▸ THE PROBLEM:
Each line of the listing must be transcribed exactly, except for the images, which should be excluded.

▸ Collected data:

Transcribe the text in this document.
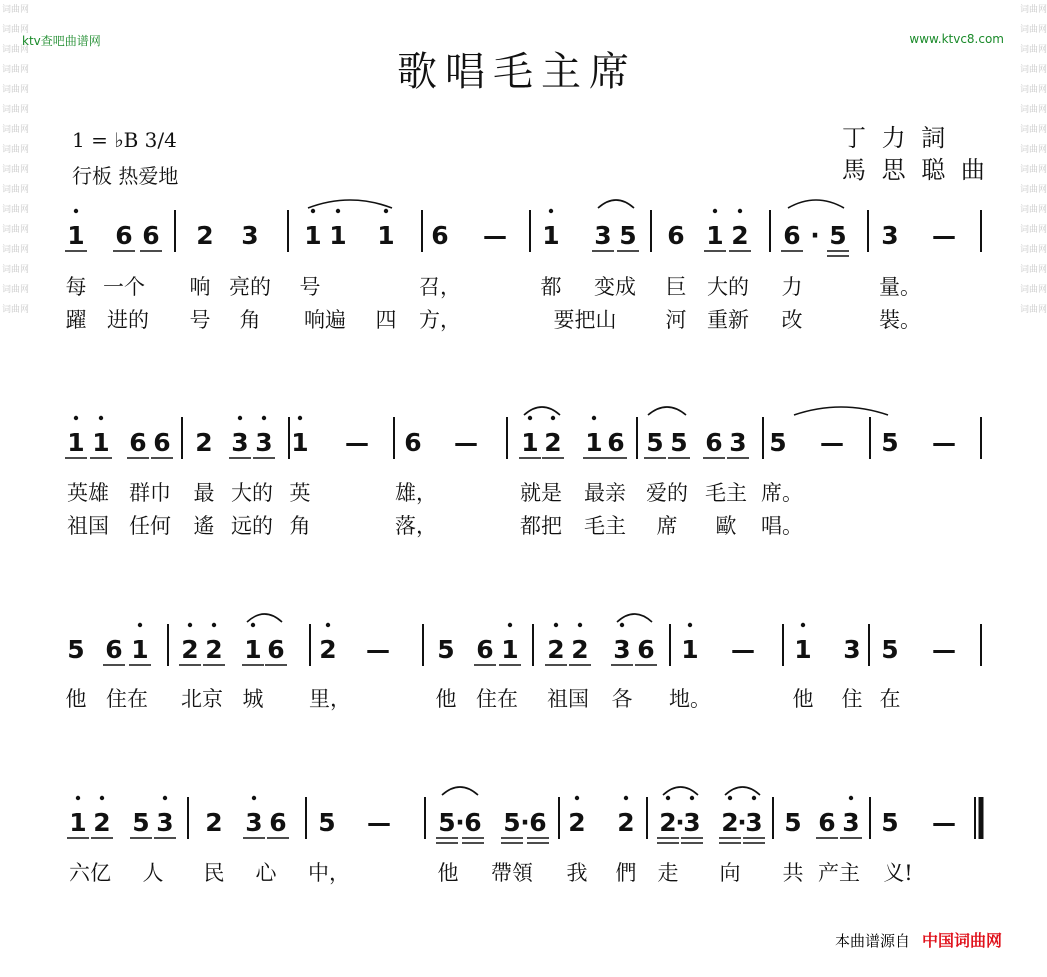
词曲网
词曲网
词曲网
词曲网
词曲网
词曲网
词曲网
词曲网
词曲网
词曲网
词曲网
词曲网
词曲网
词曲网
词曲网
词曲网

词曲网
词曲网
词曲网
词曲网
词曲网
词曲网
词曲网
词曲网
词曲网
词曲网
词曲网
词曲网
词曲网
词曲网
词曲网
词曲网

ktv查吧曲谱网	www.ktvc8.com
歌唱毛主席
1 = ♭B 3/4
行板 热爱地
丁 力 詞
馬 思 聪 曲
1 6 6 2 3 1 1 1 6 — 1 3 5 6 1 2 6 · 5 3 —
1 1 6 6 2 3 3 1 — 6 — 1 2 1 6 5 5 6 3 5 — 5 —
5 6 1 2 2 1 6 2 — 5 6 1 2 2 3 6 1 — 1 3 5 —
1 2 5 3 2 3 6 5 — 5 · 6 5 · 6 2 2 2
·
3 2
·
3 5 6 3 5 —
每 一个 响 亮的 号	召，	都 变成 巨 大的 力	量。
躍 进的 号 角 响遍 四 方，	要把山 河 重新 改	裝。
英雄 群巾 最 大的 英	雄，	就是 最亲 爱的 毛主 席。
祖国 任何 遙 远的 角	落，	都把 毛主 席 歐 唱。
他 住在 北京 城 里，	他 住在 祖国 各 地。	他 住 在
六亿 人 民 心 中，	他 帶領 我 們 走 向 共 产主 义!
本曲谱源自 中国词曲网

▸ WORKED SOLUTION:
Transcribe the text in this document.
词曲网
词曲网
词曲网
词曲网
词曲网
词曲网
词曲网
词曲网
词曲网
词曲网
词曲网
词曲网
词曲网
词曲网
词曲网
词曲网

词曲网
词曲网
词曲网
词曲网
词曲网
词曲网
词曲网
词曲网
词曲网
词曲网
词曲网
词曲网
词曲网
词曲网
词曲网
词曲网

ktv查吧曲谱网	www.ktvc8.com
歌唱毛主席
1 = ♭B 3/4
行板 热爱地
丁 力 詞
馬 思 聪 曲
1 6 6 2 3 1 1 1 6 — 1 3 5 6 1 2 6 · 5 3 —
1 1 6 6 2 3 3 1 — 6 — 1 2 1 6 5 5 6 3 5 — 5 —
5 6 1 2 2 1 6 2 — 5 6 1 2 2 3 6 1 — 1 3 5 —
1 2 5 3 2 3 6 5 — 5 · 6 5 · 6 2 2 2
·
3 2
·
3 5 6 3 5 —
每 一个 响 亮的 号	召，	都 变成 巨 大的 力	量。
躍 进的 号 角 响遍 四 方，	要把山 河 重新 改	裝。
英雄 群巾 最 大的 英	雄，	就是 最亲 爱的 毛主 席。
祖国 任何 遙 远的 角	落，	都把 毛主 席 歐 唱。
他 住在 北京 城 里，	他 住在 祖国 各 地。	他 住 在
六亿 人 民 心 中，	他 帶領 我 們 走 向 共 产主 义!
本曲谱源自 中国词曲网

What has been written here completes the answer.